→ **本文抜粋**
親子関係を解消したい。絶縁するための手続きはある?

親子関係を解消したい。絶縁するための手続きはある?

弁護士JP編集部 弁護士JP編集部

親から日常的に暴力を受けていたり、過度な干渉を受けていたりする方のなかには、親と絶縁をして親子関係を解消したいと考える方も少なくないでしょう。しかし、そもそも親子関係を絶縁する手続きは存在するのでしょうか。

今回は、親子関係を絶縁するための手続きについて解説します。

1. 法律上の「親子の縁」とは?

法律上、親子の縁が発生する原因は二通りあります。

まずは血縁上の親子関係です。両親から生まれることにより、当然に親子の縁は発生します。もう一つは養子縁組(民法792条)によるものです。養子縁組により、血縁関係がなくても、親子の縁が発生することになります。

では、法律上の親子の縁とは、どのようなものを指すのでしょうか? 法律上の親子関係から生じる権利義務としては、主に以下の3つがあります。

(1)扶養義務

親子には、相互に扶養義務があります(民法877条1項)。扶養義務とは、自分の収入・資産だけでは生活することができない人に対して、経済的な支援や援助をする義務のことをいいます。扶養義務には、扶養の程度に応じて「生活保持義務」と「生活扶助義務」の2つに分けられます。

生活保持義務とは、扶養義務者と同程度の水準の生活ができるように援助する義務であり、親が未成熟子に対して負う義務のことをいいます。これに対して、生活扶助義務とは、扶養義務者が余力のある範囲で経済的援助を行う義務であり、子どもの親に対する扶養義務や成人した子どもに対する親の扶養義務のことをいいます。

(2)相続関係

親子間では、相続が発生した場合には、相手の財産を相続する権利があります。

親が亡くなった場合には、子どもが第1順位の相続人になりますので、子どもは親の遺産を相続することができます(民法887条1項)。他方、子どもが亡くなった場合には、親は第2順位の相続人になりますので、亡くなった子どもに子ども(親からみた場合の孫)がいなければ、亡くなった子どもの遺産を相続することができます(民法889条1項1号)。

(3)養育・監護義務

子どもが未成年である場合には、親には、子どもに対する養育・監護義務があります(民法818条)。経済的にも精神的にも未熟な子どもだけでは自立して生活することができませんので、親は子どもと一緒に生活をして、身の回りの世話や教育を行わなければなりません。

2. 「絶縁」とは

では、法律上、親子の縁を切ることはできるのでしょうか?

親子の縁を切ることは、一般に「絶縁」や「勘当」などという言葉で表現されます。いずれも法的用語ではありませんが、一般的によく使われています。

(1)法律上の親子関係の断絶をすることは難しい

親から虐待されていたり、過度な干渉を受けていたり、経済的に搾取されている状態の方は、法律上の親子関係を断絶したいと考える方もいるかもしれません。しかし、法律上の親子関係を断絶することは簡単ではありません。もっとも、厳格な要件のもとに、法律上親子の縁を切る手続きも存在します。

ラベル付きボックスのレコード:
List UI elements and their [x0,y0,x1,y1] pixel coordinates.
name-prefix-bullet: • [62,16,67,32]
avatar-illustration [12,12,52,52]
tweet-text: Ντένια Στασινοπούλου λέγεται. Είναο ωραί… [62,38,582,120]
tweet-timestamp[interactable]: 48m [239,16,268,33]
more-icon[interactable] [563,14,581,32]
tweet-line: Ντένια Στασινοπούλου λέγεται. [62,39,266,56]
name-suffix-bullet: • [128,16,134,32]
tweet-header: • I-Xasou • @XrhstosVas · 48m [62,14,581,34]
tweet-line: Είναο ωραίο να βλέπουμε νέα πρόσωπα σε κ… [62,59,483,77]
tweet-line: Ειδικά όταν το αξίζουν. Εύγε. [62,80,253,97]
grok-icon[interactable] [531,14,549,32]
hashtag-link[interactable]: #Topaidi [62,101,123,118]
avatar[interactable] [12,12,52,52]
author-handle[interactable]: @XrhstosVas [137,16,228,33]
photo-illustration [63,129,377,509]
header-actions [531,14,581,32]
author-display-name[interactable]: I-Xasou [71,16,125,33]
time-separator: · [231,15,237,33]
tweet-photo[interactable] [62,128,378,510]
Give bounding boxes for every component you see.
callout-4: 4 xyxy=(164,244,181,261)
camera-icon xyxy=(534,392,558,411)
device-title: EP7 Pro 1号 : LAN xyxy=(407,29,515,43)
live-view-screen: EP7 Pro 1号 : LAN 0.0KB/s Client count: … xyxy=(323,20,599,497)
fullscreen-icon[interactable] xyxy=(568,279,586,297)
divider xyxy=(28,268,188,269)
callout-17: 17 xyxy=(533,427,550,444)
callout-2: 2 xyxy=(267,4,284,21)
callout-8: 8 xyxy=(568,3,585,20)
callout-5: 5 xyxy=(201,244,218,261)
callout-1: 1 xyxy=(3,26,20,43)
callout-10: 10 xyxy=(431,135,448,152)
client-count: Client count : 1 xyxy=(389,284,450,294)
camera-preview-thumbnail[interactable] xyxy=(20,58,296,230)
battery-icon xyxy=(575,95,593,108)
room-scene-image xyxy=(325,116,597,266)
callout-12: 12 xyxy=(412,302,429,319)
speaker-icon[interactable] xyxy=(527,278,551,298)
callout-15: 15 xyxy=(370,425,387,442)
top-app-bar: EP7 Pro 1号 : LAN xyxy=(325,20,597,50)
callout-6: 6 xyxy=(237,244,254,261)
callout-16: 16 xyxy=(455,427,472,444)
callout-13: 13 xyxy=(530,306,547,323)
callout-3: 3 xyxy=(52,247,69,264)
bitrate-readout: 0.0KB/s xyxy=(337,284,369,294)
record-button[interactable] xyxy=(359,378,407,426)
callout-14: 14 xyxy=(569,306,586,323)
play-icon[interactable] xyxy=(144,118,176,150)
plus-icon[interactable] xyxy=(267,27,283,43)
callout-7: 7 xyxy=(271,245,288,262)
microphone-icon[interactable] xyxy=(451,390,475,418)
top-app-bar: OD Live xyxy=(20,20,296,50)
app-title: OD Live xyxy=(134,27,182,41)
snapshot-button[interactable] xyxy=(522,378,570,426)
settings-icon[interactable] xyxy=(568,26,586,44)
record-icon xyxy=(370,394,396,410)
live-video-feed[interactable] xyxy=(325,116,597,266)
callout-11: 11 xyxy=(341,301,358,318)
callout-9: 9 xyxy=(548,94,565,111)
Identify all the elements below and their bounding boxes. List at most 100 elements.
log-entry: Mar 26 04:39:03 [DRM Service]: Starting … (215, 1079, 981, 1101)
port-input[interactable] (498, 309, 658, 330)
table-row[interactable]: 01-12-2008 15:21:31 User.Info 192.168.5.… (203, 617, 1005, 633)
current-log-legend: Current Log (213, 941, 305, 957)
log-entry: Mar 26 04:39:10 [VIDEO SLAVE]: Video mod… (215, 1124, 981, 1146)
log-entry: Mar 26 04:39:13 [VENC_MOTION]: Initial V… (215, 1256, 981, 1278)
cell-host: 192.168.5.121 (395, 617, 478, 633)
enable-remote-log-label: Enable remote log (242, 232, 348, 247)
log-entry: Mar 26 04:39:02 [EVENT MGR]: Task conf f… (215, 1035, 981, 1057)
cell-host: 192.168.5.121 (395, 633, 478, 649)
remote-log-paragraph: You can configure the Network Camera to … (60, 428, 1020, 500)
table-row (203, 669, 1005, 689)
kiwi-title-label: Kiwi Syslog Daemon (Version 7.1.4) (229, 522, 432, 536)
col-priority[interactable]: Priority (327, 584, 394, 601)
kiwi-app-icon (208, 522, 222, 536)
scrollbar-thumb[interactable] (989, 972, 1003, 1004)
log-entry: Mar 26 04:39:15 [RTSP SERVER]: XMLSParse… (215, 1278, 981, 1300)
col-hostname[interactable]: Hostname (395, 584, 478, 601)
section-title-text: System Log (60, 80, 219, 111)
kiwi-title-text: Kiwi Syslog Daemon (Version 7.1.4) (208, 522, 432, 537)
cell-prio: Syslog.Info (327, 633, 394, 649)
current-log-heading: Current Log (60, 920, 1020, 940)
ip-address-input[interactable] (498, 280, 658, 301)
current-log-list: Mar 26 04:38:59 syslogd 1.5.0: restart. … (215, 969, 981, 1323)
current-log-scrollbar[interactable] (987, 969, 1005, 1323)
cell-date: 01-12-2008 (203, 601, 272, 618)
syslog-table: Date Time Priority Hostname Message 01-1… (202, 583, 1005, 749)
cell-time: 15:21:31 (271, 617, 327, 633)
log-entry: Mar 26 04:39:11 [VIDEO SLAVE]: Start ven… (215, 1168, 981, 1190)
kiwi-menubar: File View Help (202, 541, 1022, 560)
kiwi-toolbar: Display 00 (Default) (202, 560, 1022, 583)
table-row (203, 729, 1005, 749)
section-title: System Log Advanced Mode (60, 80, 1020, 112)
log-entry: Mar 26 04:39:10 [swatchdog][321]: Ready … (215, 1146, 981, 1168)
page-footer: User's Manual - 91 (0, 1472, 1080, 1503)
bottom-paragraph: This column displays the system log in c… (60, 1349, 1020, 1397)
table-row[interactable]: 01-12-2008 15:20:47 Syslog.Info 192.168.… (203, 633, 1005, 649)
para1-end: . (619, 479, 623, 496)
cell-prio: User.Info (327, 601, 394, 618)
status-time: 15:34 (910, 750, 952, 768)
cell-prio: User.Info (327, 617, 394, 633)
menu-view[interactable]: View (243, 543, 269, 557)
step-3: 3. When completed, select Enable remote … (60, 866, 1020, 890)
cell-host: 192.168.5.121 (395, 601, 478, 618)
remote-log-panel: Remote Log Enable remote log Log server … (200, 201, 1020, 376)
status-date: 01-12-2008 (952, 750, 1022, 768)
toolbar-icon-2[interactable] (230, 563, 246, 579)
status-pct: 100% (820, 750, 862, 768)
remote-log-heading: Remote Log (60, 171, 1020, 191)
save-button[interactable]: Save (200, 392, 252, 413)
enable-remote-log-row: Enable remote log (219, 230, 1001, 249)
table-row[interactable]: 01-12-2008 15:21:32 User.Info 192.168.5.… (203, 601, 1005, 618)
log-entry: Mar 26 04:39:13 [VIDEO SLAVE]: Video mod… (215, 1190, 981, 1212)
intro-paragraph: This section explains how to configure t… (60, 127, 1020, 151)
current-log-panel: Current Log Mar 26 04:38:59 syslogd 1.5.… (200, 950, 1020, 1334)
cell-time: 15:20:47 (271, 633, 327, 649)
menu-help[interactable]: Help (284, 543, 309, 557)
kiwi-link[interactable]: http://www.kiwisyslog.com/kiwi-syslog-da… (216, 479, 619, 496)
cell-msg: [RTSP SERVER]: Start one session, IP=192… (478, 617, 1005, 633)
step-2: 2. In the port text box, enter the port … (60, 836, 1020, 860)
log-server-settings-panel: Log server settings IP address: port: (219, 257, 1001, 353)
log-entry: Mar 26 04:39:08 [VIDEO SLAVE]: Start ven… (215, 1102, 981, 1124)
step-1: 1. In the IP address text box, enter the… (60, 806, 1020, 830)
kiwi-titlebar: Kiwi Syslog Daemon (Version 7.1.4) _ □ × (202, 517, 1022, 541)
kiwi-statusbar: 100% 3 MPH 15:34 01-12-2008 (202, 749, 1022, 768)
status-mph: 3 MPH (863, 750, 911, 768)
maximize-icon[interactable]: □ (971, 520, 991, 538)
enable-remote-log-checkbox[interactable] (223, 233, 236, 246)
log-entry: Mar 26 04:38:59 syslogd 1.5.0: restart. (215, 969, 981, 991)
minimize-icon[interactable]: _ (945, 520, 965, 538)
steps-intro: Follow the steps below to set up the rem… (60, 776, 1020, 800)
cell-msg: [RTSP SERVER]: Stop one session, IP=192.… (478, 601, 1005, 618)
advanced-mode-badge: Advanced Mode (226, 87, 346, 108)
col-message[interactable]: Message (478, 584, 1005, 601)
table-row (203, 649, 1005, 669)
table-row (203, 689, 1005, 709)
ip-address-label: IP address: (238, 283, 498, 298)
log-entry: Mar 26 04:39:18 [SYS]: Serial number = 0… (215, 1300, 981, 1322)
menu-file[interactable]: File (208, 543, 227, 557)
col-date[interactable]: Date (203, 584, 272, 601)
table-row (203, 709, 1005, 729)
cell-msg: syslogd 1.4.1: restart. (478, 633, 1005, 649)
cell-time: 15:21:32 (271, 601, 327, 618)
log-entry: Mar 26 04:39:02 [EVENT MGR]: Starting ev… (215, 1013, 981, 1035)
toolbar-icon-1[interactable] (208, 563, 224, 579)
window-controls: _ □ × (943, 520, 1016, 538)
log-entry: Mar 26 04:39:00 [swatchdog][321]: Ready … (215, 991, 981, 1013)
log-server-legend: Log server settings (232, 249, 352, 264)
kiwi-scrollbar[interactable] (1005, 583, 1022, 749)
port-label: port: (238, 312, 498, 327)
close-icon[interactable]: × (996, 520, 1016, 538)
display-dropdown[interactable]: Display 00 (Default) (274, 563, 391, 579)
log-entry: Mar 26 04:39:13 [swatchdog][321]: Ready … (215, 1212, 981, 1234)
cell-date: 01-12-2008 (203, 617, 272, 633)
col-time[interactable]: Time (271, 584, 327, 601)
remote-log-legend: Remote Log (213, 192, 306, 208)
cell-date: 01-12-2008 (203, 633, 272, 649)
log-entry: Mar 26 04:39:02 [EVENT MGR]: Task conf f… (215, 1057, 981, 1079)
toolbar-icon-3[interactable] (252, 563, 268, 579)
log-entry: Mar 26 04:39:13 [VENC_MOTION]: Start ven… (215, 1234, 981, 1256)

→ **課題**
1/ 親子の絶縁に関する本文について、次の問いに答えてください。
(a) 養子縁組の根拠として挙げられている民法の条文は何条ですか。
(b) 親が未成熟子に対して負う扶養義務は何と呼ばれていますか。
(c) 子どもが亡くなった場合、親は第何順位の相続人になりますか。
2/ 親子の絶縁に関する本文を、最後の文の直後から書き継いでください。

→ **解答**
1/
(a) 民法792条
(b) 生活保持義務
(c) 第2順位

2/
親子関係を絶縁する方法には、以下の方法があります。

①特別養子縁組(民法817条の2)

養子縁組とは、血縁上親子関係にない人同士の間で、法律上の親子関係を生じさせる手続きです。

養子縁組には、普通養子縁組と特別養子縁組の2種類があり、普通養子縁組では、養子縁組後も血縁上の親との親子関係は継続します。一方、特別養子縁組では、養子縁組後、実親との親子関係が終了しますので、親子関係を法律上絶縁する場合の手続きとして利用することができます。

しかし、特別養子縁組を利用するには、縁組の請求時に養子の年齢が15歳未満であること、原則として実親の同意があること、家庭裁判所の許可などの厳格な要件が定められていますので、簡単に利用できる手続きではありません。

②親子関係不存在確認の訴え(人事訴訟法2条2号)

親子関係不存在確認の訴えとは、戸籍上の親子に血縁関係がない場合において、法律上の親子関係を否定するための手続きです。裁判所の判決によって、親子関係が否定されれば、親子関係から生じるさまざまな権利義務から解放されます。

ただし、親子関係を否定するには、DNA鑑定によって、血縁関係がないことが科学的に証明されなければなりません。そのため、血縁関係のある親子間では利用することはできません。

3. 生活上(事実上)、親子の縁を切るには

(1)絶縁状

上記のように法律上親子関係を否定することができる手続きは存在するものの、極めて例外的なケースのみ利用できる手続きですので、一般的には、法的に親子関係を否定するのは難しいといえます。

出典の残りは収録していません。